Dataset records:
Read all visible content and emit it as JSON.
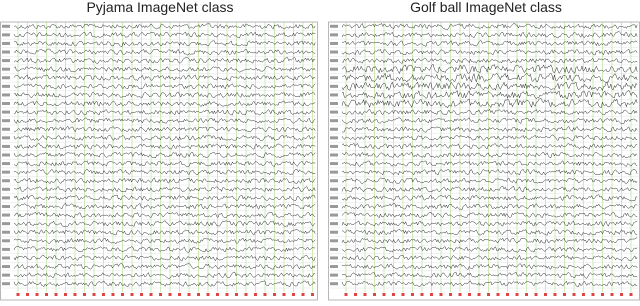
{
  "panels": [
    {
      "title": "Pyjama ImageNet class"
    },
    {
      "title": "Golf ball ImageNet class"
    }
  ]
}
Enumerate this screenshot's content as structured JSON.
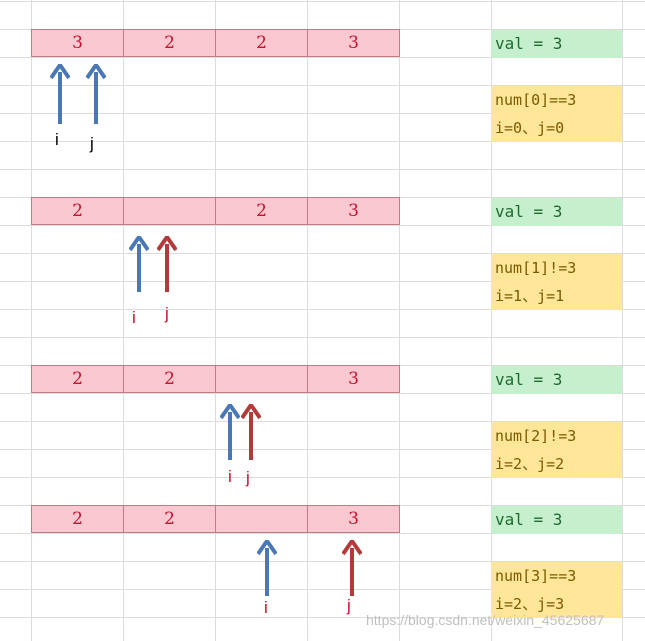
{
  "colors": {
    "cell_fill": "#f9c8d0",
    "cell_text": "#c8102e",
    "val_fill": "#c6efce",
    "info_fill": "#ffe699",
    "arrow_blue": "#4a78b5",
    "arrow_red": "#b33a3a"
  },
  "steps": [
    {
      "cells": [
        "3",
        "2",
        "2",
        "3"
      ],
      "val": "val = 3",
      "info": [
        "num[0]==3",
        "i=0、j=0"
      ],
      "i_label": "i",
      "j_label": "j"
    },
    {
      "cells": [
        "2",
        "",
        "2",
        "3"
      ],
      "val": "val = 3",
      "info": [
        "num[1]!=3",
        "i=1、j=1"
      ],
      "i_label": "i",
      "j_label": "j"
    },
    {
      "cells": [
        "2",
        "2",
        "",
        "3"
      ],
      "val": "val = 3",
      "info": [
        "num[2]!=3",
        "i=2、j=2"
      ],
      "i_label": "i",
      "j_label": "j"
    },
    {
      "cells": [
        "2",
        "2",
        "",
        "3"
      ],
      "val": "val = 3",
      "info": [
        "num[3]==3",
        "i=2、j=3"
      ],
      "i_label": "i",
      "j_label": "j"
    }
  ],
  "watermark": "https://blog.csdn.net/weixin_45625687"
}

**WHAT YOU SHOULD DO:** All lines in the data that contain the word "content" should be copied.

**EXERCISE RESULT:**
Read all visible content and emit it as JSON.
Enumerate this screenshot's content as structured JSON.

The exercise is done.